▸ What is required
Please give the entries again in full and exactly, without any picture.

▸ Given data

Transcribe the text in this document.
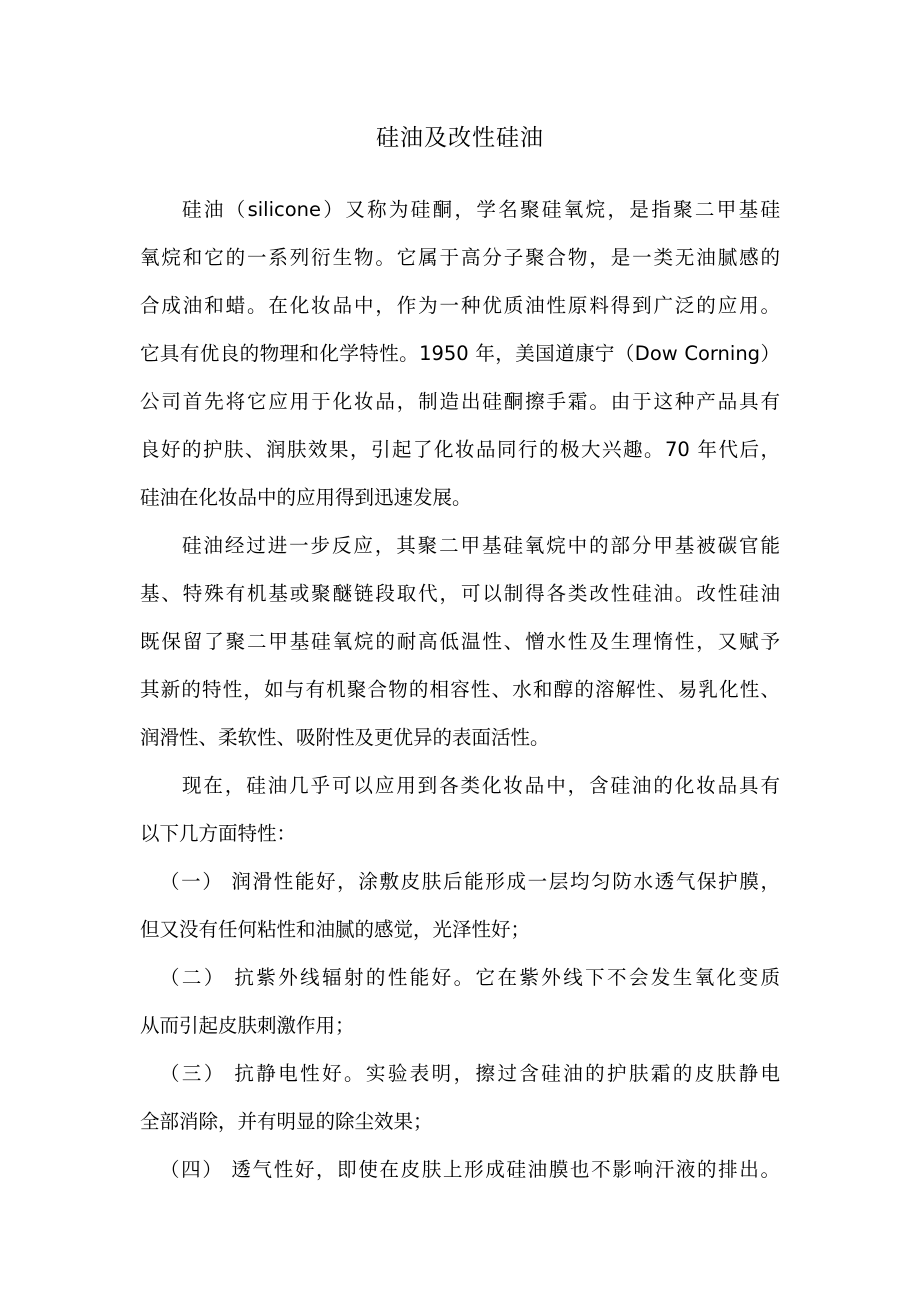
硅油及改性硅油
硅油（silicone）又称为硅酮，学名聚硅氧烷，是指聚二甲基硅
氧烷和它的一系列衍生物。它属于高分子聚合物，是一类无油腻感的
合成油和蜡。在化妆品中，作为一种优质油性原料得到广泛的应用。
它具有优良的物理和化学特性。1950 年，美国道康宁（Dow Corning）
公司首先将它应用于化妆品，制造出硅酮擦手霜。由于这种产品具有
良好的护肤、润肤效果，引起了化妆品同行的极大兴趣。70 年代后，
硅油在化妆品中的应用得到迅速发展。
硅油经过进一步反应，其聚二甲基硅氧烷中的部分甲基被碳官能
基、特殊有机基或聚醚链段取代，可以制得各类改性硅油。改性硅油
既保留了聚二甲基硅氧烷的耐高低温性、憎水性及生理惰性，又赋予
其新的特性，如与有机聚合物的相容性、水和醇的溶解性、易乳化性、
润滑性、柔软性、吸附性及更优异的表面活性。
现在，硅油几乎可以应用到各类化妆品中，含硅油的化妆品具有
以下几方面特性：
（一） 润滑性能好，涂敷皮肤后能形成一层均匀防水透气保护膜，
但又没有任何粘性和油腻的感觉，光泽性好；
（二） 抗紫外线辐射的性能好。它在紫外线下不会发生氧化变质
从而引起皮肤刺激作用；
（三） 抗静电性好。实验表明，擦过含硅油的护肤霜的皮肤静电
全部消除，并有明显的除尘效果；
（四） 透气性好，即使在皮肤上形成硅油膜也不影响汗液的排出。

▸ Problem solution
Transcribe the text in this document.
硅油及改性硅油
硅油（silicone）又称为硅酮，学名聚硅氧烷，是指聚二甲基硅
氧烷和它的一系列衍生物。它属于高分子聚合物，是一类无油腻感的
合成油和蜡。在化妆品中，作为一种优质油性原料得到广泛的应用。
它具有优良的物理和化学特性。1950 年，美国道康宁（Dow Corning）
公司首先将它应用于化妆品，制造出硅酮擦手霜。由于这种产品具有
良好的护肤、润肤效果，引起了化妆品同行的极大兴趣。70 年代后，
硅油在化妆品中的应用得到迅速发展。
硅油经过进一步反应，其聚二甲基硅氧烷中的部分甲基被碳官能
基、特殊有机基或聚醚链段取代，可以制得各类改性硅油。改性硅油
既保留了聚二甲基硅氧烷的耐高低温性、憎水性及生理惰性，又赋予
其新的特性，如与有机聚合物的相容性、水和醇的溶解性、易乳化性、
润滑性、柔软性、吸附性及更优异的表面活性。
现在，硅油几乎可以应用到各类化妆品中，含硅油的化妆品具有
以下几方面特性：
（一） 润滑性能好，涂敷皮肤后能形成一层均匀防水透气保护膜，
但又没有任何粘性和油腻的感觉，光泽性好；
（二） 抗紫外线辐射的性能好。它在紫外线下不会发生氧化变质
从而引起皮肤刺激作用；
（三） 抗静电性好。实验表明，擦过含硅油的护肤霜的皮肤静电
全部消除，并有明显的除尘效果；
（四） 透气性好，即使在皮肤上形成硅油膜也不影响汗液的排出。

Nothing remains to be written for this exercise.